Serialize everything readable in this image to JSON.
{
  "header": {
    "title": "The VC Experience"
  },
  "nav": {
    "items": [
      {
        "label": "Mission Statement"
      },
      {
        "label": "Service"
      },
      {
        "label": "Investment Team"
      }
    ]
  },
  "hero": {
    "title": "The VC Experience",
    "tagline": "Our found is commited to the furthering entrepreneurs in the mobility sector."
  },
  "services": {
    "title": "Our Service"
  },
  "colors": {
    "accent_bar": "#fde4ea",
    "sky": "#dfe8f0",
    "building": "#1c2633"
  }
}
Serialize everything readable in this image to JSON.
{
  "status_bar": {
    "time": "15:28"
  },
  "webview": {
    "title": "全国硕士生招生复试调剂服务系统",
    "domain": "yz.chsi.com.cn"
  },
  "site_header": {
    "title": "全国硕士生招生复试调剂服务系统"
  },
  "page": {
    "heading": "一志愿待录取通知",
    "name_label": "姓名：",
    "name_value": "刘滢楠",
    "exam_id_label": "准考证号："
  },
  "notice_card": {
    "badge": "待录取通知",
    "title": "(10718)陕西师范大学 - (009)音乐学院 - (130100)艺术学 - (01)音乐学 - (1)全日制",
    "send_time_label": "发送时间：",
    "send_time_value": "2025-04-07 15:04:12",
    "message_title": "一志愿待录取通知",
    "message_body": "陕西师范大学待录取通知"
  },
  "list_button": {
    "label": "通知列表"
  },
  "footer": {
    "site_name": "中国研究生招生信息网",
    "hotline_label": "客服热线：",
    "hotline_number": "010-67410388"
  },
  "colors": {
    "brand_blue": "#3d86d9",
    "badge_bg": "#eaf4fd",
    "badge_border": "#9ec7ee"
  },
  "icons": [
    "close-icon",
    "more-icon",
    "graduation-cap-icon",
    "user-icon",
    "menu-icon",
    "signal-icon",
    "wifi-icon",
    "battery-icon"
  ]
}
┄┄┄┄┄┄┄┄┄┄┄┄┄┄┄┄┄┄┄┄
Reproduce the listing above word for word.

### The answer
Serialize everything readable in this image to JSON.
{
  "header": {
    "title": "The VC Experience"
  },
  "nav": {
    "items": [
      {
        "label": "Mission Statement"
      },
      {
        "label": "Service"
      },
      {
        "label": "Investment Team"
      }
    ]
  },
  "hero": {
    "title": "The VC Experience",
    "tagline": "Our found is commited to the furthering entrepreneurs in the mobility sector."
  },
  "services": {
    "title": "Our Service"
  },
  "colors": {
    "accent_bar": "#fde4ea",
    "sky": "#dfe8f0",
    "building": "#1c2633"
  }
}
Serialize everything readable in this image to JSON.
{
  "status_bar": {
    "time": "15:28"
  },
  "webview": {
    "title": "全国硕士生招生复试调剂服务系统",
    "domain": "yz.chsi.com.cn"
  },
  "site_header": {
    "title": "全国硕士生招生复试调剂服务系统"
  },
  "page": {
    "heading": "一志愿待录取通知",
    "name_label": "姓名：",
    "name_value": "刘滢楠",
    "exam_id_label": "准考证号："
  },
  "notice_card": {
    "badge": "待录取通知",
    "title": "(10718)陕西师范大学 - (009)音乐学院 - (130100)艺术学 - (01)音乐学 - (1)全日制",
    "send_time_label": "发送时间：",
    "send_time_value": "2025-04-07 15:04:12",
    "message_title": "一志愿待录取通知",
    "message_body": "陕西师范大学待录取通知"
  },
  "list_button": {
    "label": "通知列表"
  },
  "footer": {
    "site_name": "中国研究生招生信息网",
    "hotline_label": "客服热线：",
    "hotline_number": "010-67410388"
  },
  "colors": {
    "brand_blue": "#3d86d9",
    "badge_bg": "#eaf4fd",
    "badge_border": "#9ec7ee"
  },
  "icons": [
    "close-icon",
    "more-icon",
    "graduation-cap-icon",
    "user-icon",
    "menu-icon",
    "signal-icon",
    "wifi-icon",
    "battery-icon"
  ]
}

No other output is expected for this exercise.